Collect each line of the entries that holds the string "plantas".
___ EXERCISE INPUTS ___
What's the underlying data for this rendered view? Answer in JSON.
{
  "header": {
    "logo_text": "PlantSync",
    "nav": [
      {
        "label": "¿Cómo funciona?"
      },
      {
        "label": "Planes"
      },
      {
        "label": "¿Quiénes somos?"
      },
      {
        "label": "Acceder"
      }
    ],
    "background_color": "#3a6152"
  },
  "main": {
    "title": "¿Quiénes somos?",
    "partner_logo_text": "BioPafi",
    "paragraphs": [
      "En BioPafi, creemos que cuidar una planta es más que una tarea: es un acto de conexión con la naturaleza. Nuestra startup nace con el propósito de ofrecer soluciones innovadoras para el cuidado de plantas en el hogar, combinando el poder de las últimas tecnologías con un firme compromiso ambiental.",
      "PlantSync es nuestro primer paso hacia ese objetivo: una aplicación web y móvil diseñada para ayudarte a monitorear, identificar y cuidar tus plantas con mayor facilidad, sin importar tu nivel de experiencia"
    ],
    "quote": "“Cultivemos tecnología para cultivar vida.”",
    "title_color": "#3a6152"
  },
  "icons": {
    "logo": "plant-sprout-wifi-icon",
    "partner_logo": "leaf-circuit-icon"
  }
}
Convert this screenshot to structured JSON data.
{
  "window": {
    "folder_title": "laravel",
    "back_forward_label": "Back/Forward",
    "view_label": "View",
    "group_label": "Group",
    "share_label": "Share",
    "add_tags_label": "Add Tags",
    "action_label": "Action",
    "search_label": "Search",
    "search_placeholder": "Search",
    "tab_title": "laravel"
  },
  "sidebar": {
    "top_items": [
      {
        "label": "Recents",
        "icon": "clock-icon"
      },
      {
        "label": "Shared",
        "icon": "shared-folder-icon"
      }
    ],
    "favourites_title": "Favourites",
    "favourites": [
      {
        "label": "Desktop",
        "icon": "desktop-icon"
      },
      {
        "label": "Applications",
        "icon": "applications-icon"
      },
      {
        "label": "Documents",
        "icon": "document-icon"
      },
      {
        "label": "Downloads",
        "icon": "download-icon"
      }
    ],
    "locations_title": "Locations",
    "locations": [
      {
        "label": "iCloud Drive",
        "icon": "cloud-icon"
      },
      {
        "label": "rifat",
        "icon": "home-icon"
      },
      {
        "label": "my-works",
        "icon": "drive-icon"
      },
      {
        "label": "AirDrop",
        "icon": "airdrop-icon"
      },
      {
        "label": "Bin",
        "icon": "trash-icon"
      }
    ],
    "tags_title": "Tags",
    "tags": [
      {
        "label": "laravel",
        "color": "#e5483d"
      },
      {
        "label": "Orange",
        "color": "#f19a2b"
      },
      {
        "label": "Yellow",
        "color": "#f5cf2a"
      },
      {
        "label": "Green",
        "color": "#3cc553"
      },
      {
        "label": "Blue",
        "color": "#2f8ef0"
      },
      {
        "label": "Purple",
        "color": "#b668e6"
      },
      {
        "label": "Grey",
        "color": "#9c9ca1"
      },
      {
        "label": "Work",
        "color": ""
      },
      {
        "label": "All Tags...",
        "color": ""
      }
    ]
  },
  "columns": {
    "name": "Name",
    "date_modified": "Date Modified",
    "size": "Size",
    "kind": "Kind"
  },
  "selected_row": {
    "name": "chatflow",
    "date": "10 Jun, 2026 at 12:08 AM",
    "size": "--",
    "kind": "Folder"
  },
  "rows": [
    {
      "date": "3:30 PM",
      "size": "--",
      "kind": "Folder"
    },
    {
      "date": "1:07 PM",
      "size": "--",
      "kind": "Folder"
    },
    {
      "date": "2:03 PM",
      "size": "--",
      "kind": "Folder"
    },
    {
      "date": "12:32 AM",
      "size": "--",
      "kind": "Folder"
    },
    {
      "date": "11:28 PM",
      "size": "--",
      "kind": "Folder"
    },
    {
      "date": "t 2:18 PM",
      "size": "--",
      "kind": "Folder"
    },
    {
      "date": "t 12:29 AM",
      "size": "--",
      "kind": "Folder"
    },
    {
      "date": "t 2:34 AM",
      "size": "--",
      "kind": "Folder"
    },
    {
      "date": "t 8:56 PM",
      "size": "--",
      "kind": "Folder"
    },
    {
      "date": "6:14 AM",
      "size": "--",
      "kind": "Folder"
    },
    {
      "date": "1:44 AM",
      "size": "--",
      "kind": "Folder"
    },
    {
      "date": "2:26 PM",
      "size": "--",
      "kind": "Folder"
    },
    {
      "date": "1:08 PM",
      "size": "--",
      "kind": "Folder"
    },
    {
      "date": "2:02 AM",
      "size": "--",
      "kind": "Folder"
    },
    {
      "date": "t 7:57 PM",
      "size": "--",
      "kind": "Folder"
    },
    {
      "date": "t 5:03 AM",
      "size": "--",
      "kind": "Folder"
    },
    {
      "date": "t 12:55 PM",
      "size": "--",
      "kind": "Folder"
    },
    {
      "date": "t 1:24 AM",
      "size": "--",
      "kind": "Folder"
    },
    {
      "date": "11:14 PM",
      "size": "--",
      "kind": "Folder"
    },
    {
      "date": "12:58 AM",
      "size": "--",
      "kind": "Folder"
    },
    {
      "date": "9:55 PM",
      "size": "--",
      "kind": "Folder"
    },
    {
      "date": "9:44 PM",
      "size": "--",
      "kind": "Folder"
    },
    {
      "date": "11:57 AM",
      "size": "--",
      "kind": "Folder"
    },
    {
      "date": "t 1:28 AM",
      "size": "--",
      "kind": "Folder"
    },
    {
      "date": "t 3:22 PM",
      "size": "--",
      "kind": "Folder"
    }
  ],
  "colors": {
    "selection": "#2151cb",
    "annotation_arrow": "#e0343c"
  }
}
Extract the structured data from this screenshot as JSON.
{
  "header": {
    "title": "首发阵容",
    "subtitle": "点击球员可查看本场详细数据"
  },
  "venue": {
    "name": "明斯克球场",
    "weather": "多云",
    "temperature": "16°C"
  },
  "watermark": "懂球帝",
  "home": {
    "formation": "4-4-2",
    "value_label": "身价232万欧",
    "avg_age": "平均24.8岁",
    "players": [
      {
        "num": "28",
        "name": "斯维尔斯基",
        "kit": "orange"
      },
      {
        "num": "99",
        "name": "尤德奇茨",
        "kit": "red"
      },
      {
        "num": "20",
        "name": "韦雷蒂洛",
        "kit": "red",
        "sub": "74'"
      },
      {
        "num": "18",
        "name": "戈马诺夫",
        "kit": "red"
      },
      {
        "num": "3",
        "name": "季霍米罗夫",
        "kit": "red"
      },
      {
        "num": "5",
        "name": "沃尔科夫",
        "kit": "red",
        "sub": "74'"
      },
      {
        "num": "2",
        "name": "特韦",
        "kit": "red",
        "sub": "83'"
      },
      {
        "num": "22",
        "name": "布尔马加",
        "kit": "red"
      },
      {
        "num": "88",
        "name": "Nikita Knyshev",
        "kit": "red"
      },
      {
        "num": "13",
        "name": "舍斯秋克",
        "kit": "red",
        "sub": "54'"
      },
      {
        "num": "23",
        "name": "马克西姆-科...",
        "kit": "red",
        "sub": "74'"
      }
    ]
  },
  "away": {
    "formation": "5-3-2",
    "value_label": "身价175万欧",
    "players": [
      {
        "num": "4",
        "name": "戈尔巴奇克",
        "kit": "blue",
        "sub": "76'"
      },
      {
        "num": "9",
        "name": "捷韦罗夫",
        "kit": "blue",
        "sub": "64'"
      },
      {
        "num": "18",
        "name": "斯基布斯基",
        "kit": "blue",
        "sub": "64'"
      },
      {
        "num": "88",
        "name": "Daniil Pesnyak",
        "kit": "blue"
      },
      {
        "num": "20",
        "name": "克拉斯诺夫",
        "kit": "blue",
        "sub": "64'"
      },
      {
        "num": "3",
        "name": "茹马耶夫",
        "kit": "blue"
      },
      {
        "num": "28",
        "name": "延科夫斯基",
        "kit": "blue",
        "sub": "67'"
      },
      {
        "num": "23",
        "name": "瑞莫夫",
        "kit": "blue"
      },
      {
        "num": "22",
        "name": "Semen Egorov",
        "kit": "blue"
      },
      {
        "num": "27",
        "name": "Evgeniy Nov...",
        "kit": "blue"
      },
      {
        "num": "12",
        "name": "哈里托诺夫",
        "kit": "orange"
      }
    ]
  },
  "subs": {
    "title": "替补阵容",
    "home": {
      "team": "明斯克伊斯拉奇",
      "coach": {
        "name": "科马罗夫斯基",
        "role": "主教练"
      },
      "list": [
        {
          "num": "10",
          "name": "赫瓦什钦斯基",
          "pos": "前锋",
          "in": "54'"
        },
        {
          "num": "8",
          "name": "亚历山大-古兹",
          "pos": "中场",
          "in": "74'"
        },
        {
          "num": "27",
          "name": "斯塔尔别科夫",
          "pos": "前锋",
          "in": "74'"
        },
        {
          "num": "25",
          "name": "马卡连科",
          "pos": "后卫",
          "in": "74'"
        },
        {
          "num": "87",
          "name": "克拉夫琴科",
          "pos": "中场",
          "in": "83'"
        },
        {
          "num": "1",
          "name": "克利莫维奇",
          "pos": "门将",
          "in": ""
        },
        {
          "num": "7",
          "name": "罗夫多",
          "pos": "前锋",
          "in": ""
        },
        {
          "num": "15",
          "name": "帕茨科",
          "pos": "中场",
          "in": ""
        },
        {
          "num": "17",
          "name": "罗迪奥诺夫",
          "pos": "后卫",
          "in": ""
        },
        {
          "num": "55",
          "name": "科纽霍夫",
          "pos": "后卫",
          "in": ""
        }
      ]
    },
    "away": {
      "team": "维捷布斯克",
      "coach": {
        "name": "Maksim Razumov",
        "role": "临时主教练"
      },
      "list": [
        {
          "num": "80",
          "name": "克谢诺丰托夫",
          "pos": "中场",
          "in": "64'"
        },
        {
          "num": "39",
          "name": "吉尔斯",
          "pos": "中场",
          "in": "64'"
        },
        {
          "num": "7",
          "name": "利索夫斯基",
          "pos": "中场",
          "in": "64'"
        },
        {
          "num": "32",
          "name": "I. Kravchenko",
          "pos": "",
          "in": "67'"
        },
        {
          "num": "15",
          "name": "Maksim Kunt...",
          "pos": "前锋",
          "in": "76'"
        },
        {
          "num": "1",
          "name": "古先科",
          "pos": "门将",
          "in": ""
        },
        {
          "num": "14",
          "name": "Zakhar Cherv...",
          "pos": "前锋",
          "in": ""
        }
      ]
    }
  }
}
___
#### ANSWER IN FULL:
      "En BioPafi, creemos que cuidar una planta es más que una tarea: es un acto de conexión con la naturaleza. Nuestra startup nace con el propósito de ofrecer soluciones innovadoras para el cuidado de plantas en el hogar, combinando el poder de las últimas tecnologías con un firme compromiso ambiental.",
      "PlantSync es nuestro primer paso hacia ese objetivo: una aplicación web y móvil diseñada para ayudarte a monitorear, identificar y cuidar tus plantas con mayor facilidad, sin importar tu nivel de experiencia"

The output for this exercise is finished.